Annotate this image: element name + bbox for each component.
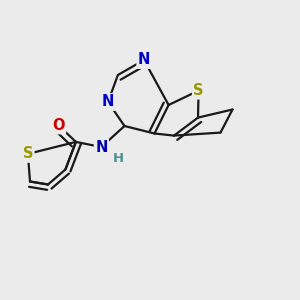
Text: N: N — [95, 140, 108, 154]
Text: N: N — [102, 94, 114, 110]
Text: O: O — [52, 118, 65, 133]
Text: S: S — [23, 146, 33, 161]
Text: N: N — [138, 52, 150, 68]
Text: H: H — [112, 152, 124, 166]
Text: S: S — [194, 83, 204, 98]
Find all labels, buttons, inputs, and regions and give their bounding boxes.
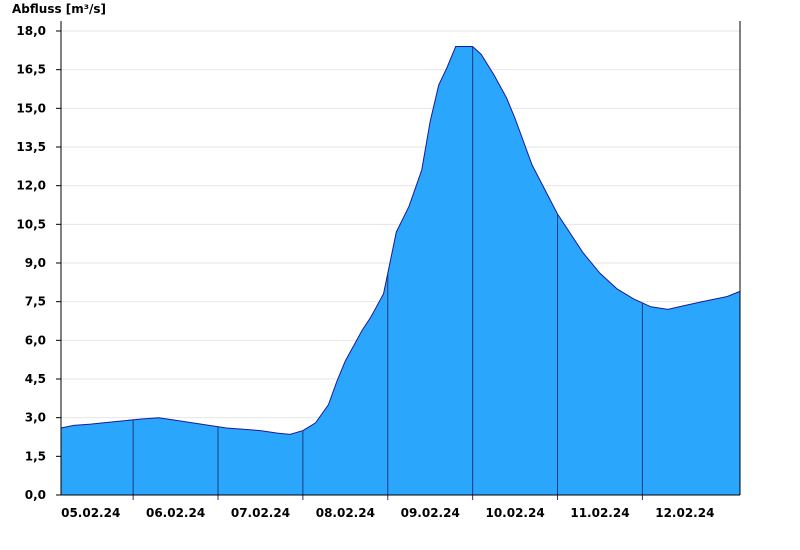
- y-tick-label: 7,5: [25, 295, 46, 309]
- plot-area: [60, 46, 741, 495]
- x-tick-label: 11.02.24: [570, 506, 629, 520]
- y-tick-label: 1,5: [25, 449, 46, 463]
- discharge-area: [61, 46, 740, 495]
- y-tick-label: 18,0: [16, 24, 46, 38]
- y-tick-label: 15,0: [16, 101, 46, 115]
- x-tick-label: 08.02.24: [316, 506, 375, 520]
- x-tick-label: 05.02.24: [61, 506, 120, 520]
- y-ticks: 0,0 1,5 3,0 4,5 6,0 7,5 9,0 10,5 12,0 13,5 15,0 16,…: [16, 24, 61, 502]
- y-tick-label: 6,0: [25, 333, 46, 347]
- y-tick-label: 13,5: [16, 140, 46, 154]
- y-tick-label: 4,5: [25, 372, 46, 386]
- y-tick-label: 0,0: [25, 488, 46, 502]
- axes: [60, 21, 741, 496]
- y-tick-label: 3,0: [25, 411, 46, 425]
- x-tick-label: 06.02.24: [146, 506, 205, 520]
- day-separators: [132, 46, 643, 500]
- x-tick-label: 07.02.24: [231, 506, 290, 520]
- y-axis-label: Abfluss [m³/s]: [12, 2, 106, 16]
- x-ticks: 05.02.24 06.02.24 07.02.24 08.02.24 09.02.24…: [61, 506, 714, 520]
- x-tick-label: 12.02.24: [655, 506, 714, 520]
- x-tick-label: 10.02.24: [485, 506, 544, 520]
- x-tick-label: 09.02.24: [401, 506, 460, 520]
- y-tick-label: 16,5: [16, 63, 46, 77]
- y-tick-label: 9,0: [25, 256, 46, 270]
- y-tick-label: 10,5: [16, 217, 46, 231]
- y-tick-label: 12,0: [16, 179, 46, 193]
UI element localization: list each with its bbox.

» **SET EXERCISE**
Copy out every line of the records above word for word, but leave out the picture lines.

» **FULL RESPONSE**
Annotate this image: element name + bbox for each component.
Text: N: N — [95, 140, 108, 154]
Text: N: N — [102, 94, 114, 110]
Text: O: O — [52, 118, 65, 133]
Text: S: S — [23, 146, 33, 161]
Text: N: N — [138, 52, 150, 68]
Text: H: H — [112, 152, 124, 166]
Text: S: S — [194, 83, 204, 98]
Find all labels, buttons, inputs, and regions and give their bounding boxes.
- y-tick-label: 7,5: [25, 295, 46, 309]
- plot-area: [60, 46, 741, 495]
- x-tick-label: 11.02.24: [570, 506, 629, 520]
- y-tick-label: 1,5: [25, 449, 46, 463]
- discharge-area: [61, 46, 740, 495]
- y-tick-label: 18,0: [16, 24, 46, 38]
- y-tick-label: 15,0: [16, 101, 46, 115]
- x-tick-label: 08.02.24: [316, 506, 375, 520]
- x-tick-label: 05.02.24: [61, 506, 120, 520]
- y-ticks: 0,0 1,5 3,0 4,5 6,0 7,5 9,0 10,5 12,0 13,5 15,0 16,…: [16, 24, 61, 502]
- y-tick-label: 6,0: [25, 333, 46, 347]
- y-tick-label: 13,5: [16, 140, 46, 154]
- y-tick-label: 4,5: [25, 372, 46, 386]
- y-tick-label: 0,0: [25, 488, 46, 502]
- axes: [60, 21, 741, 496]
- y-tick-label: 3,0: [25, 411, 46, 425]
- x-tick-label: 06.02.24: [146, 506, 205, 520]
- day-separators: [132, 46, 643, 500]
- x-tick-label: 07.02.24: [231, 506, 290, 520]
- y-axis-label: Abfluss [m³/s]: [12, 2, 106, 16]
- x-ticks: 05.02.24 06.02.24 07.02.24 08.02.24 09.02.24…: [61, 506, 714, 520]
- x-tick-label: 12.02.24: [655, 506, 714, 520]
- x-tick-label: 10.02.24: [485, 506, 544, 520]
- x-tick-label: 09.02.24: [401, 506, 460, 520]
- y-tick-label: 16,5: [16, 63, 46, 77]
- y-tick-label: 9,0: [25, 256, 46, 270]
- y-tick-label: 10,5: [16, 217, 46, 231]
- y-tick-label: 12,0: [16, 179, 46, 193]
UI element localization: list each with its bbox.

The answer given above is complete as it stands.